→ WRITTEN TASK 1:
From the beginning of the records through the line containing "x-tick-label: EST.4 <box>909", present each line as an item in a numbered list, leaving out any blank lines.

→ SELECTION:
= = =

Re: corruption diag/recovery, pg_dump crash

From: "Ed L(dot)" <pgsql(at)bluepolka(dot)net>
To: pgsql-general(at)postgresql(dot)org
Subject: Re: corruption diag/recovery, pg_dump crash
Date: 2003-12-06 21:45:40
Message-ID: 200312061445.40643.pgsql@bluepolka.net
Views: Raw Message | Whole Thread | Download mbox | Resend email
Thread:
Lists: pgsql-general

Maybe worth mentioning the system has one 7.2.3 cluster, five 7.3.2
clusters, twelve 7.3.4 clusters, all with data on same partition/device,
and all corruption has occurred on only five of the twelve 7.3.4 clusters.

TIA.

On Saturday December 6 2003 2:30, Ed L. wrote:
> We are seeing what looks like pgsql data file corruption across multiple
> clusters on a RAID5 partition on a single redhat linux 2.4 server running
> 7.3.4. System has ~20 clusters installed with a mix of 7.2.3, 7.3.2, and
> 7.3.4 (mostly 7.3.4), 10gb ram, 76gb on a RAID5, dual cpus, and very busy
> with hundreds and sometimes > 1000 simultaneous connections. After ~250
> days of continuous, flawless uptime operations, we recently began seeing
> major performance degradation accompanied by messages like the following:
>
> ERROR: Invalid page header in block NN of some_relation (10-15
> instances)
>
> ERROR: XLogFlush: request 38/5E659BA0 is not satisfied ... (1 instance
> repeated many times)

= = =

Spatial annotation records
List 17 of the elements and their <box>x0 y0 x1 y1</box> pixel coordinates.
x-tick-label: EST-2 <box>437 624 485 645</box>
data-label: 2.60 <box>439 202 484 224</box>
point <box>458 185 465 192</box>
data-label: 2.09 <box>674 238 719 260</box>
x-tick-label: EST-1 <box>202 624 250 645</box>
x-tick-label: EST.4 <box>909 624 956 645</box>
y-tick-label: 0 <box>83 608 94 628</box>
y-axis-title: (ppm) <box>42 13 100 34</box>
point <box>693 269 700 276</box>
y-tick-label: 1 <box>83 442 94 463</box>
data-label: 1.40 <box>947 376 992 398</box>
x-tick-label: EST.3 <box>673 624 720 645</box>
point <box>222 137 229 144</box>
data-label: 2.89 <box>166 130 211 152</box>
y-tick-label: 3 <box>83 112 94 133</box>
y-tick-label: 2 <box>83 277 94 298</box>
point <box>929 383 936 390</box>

= = =

→ WRITTEN TASK 2:
Copy out the full PostgreSQL corruption post word for word.

→ WORKED ANSWER 1:
1. List 17 of the elements and their <box>x0 y0 x1 y1</box> pixel coordinates.
2. x-tick-label: EST-2 <box>437 624 485 645</box>
3. data-label: 2.60 <box>439 202 484 224</box>
4. point <box>458 185 465 192</box>
5. data-label: 2.09 <box>674 238 719 260</box>
6. x-tick-label: EST-1 <box>202 624 250 645</box>
7. x-tick-label: EST.4 <box>909 624 956 645</box>

→ WORKED ANSWER 2:
Re: corruption diag/recovery, pg_dump crash

From: "Ed L(dot)" <pgsql(at)bluepolka(dot)net>
To: pgsql-general(at)postgresql(dot)org
Subject: Re: corruption diag/recovery, pg_dump crash
Date: 2003-12-06 21:45:40
Message-ID: 200312061445.40643.pgsql@bluepolka.net
Views: Raw Message | Whole Thread | Download mbox | Resend email
Thread:
Lists: pgsql-general

Maybe worth mentioning the system has one 7.2.3 cluster, five 7.3.2
clusters, twelve 7.3.4 clusters, all with data on same partition/device,
and all corruption has occurred on only five of the twelve 7.3.4 clusters.

TIA.

On Saturday December 6 2003 2:30, Ed L. wrote:
> We are seeing what looks like pgsql data file corruption across multiple
> clusters on a RAID5 partition on a single redhat linux 2.4 server running
> 7.3.4. System has ~20 clusters installed with a mix of 7.2.3, 7.3.2, and
> 7.3.4 (mostly 7.3.4), 10gb ram, 76gb on a RAID5, dual cpus, and very busy
> with hundreds and sometimes > 1000 simultaneous connections. After ~250
> days of continuous, flawless uptime operations, we recently began seeing
> major performance degradation accompanied by messages like the following:
>
> ERROR: Invalid page header in block NN of some_relation (10-15
> instances)
>
> ERROR: XLogFlush: request 38/5E659BA0 is not satisfied ... (1 instance
> repeated many times)